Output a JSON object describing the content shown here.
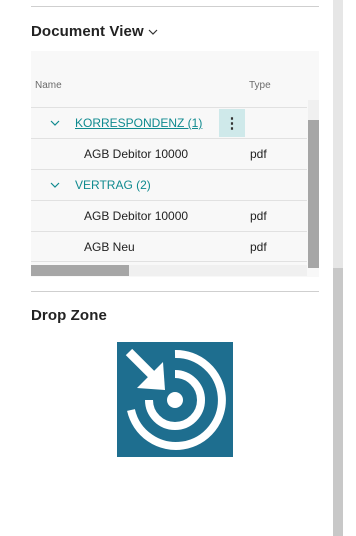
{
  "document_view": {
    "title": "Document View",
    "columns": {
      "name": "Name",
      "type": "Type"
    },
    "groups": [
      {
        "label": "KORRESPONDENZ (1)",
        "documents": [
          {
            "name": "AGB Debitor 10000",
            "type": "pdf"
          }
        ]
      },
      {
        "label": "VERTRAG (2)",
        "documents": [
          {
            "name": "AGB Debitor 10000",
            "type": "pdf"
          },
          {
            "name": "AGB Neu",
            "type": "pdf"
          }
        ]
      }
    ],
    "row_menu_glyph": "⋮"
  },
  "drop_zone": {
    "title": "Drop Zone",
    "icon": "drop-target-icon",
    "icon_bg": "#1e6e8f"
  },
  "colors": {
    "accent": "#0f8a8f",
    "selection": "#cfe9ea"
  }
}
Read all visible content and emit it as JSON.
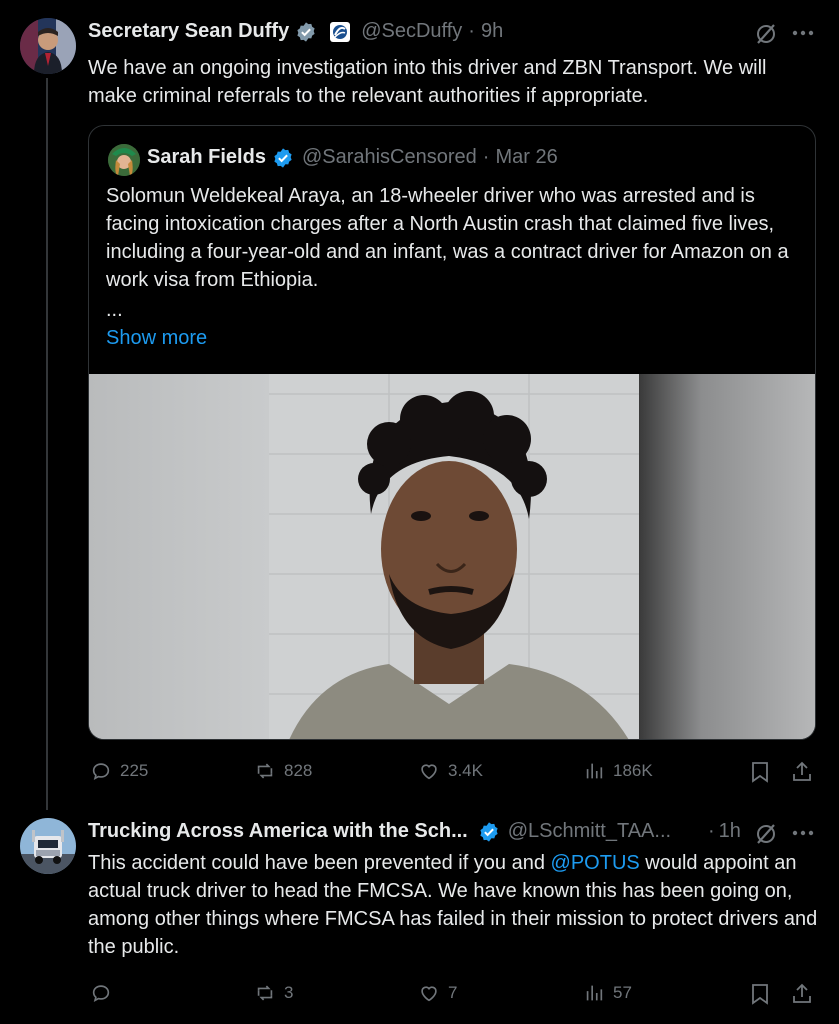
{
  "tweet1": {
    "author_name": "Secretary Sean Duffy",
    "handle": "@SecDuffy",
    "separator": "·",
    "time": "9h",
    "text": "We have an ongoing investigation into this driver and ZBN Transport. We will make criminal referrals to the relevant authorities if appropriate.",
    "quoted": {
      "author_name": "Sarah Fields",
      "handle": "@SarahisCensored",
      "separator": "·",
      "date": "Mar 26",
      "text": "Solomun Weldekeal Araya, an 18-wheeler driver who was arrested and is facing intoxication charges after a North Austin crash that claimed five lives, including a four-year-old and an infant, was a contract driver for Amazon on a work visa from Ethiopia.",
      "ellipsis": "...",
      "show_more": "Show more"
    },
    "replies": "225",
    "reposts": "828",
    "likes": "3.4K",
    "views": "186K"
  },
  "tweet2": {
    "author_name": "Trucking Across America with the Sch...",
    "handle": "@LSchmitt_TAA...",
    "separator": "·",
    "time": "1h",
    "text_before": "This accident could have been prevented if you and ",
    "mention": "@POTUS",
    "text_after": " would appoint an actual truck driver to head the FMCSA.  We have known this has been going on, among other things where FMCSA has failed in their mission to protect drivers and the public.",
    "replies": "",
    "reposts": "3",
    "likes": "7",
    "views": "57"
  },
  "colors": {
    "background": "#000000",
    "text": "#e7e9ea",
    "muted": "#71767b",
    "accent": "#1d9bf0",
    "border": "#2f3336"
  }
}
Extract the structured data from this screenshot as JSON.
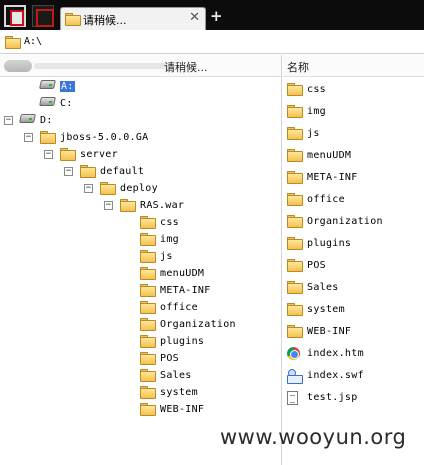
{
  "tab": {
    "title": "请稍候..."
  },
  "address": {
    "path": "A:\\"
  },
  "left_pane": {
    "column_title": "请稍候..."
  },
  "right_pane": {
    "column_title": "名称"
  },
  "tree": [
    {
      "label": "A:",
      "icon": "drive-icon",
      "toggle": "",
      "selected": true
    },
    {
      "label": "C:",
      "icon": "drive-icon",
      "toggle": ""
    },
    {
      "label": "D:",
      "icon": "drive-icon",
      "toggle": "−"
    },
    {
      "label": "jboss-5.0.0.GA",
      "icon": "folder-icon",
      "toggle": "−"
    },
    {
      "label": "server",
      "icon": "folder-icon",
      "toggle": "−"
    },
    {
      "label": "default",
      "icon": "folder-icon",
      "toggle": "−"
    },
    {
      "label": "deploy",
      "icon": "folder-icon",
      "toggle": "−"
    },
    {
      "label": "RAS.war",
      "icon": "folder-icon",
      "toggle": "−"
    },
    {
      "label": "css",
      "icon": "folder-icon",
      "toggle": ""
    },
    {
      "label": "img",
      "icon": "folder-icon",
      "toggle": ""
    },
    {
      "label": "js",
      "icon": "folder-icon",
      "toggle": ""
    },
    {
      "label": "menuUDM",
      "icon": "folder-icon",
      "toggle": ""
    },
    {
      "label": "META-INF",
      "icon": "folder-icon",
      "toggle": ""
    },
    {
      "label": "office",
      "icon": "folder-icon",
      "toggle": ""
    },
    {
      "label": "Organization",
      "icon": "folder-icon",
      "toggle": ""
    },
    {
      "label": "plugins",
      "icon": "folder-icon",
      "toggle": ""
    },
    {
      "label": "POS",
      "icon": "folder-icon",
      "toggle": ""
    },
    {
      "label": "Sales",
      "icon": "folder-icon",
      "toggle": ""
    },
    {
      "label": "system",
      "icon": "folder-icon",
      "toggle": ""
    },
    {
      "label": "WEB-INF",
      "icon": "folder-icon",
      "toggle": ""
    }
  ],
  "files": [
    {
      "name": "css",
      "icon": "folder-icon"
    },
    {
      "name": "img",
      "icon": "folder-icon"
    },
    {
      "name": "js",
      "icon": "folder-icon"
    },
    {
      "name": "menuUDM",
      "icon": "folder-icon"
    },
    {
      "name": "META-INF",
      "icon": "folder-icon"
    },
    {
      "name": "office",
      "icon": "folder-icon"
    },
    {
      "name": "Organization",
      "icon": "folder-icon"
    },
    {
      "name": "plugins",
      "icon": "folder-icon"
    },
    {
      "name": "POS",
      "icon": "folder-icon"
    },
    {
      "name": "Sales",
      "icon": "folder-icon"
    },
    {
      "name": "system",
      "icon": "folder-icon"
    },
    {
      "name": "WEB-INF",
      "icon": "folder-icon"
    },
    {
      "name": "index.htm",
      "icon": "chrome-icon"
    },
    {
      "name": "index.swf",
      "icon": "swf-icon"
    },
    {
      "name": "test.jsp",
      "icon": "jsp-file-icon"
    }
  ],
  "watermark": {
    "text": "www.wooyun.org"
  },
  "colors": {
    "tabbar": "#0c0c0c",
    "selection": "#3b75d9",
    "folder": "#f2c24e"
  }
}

•••

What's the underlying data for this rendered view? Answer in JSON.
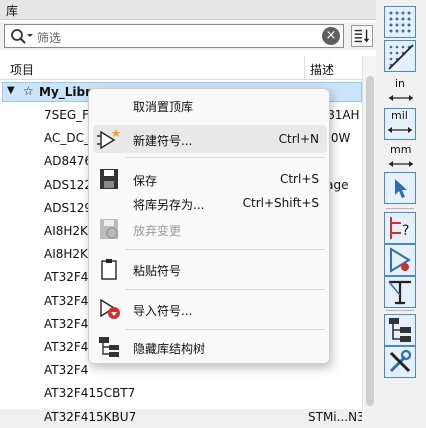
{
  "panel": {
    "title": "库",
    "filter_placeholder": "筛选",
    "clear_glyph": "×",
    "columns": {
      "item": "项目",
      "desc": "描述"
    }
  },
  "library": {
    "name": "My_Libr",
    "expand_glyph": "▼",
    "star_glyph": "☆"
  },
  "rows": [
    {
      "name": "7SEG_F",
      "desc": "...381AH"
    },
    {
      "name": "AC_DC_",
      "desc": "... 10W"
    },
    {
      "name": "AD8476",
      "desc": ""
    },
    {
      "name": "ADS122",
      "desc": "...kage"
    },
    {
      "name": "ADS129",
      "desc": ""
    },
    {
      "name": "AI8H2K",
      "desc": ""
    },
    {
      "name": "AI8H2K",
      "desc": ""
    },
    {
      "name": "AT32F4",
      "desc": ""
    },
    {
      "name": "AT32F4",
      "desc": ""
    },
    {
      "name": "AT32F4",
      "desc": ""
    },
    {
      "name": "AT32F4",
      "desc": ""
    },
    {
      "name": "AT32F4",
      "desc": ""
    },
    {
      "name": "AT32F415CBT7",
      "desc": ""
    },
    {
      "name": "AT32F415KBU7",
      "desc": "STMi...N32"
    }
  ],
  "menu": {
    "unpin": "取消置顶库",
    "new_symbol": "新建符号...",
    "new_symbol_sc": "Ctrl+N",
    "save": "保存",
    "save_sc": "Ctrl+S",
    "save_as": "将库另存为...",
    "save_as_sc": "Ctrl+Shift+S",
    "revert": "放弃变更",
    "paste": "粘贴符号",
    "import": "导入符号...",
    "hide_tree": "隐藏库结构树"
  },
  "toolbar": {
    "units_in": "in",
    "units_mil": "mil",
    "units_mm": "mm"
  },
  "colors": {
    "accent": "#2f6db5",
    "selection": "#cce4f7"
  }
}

•••

What the exercise asks:
Your task is to collect every line above that contains the word "from".

Answer for the task:
      "text": "Solomun Weldekeal Araya, an 18-wheeler driver who was arrested and is facing intoxication charges after a North Austin crash that claimed five lives, including a four-year-old and an infant, was a contract driver for Amazon on a work visa from Ethiopia.",
Extract the structured data from this screenshot as JSON.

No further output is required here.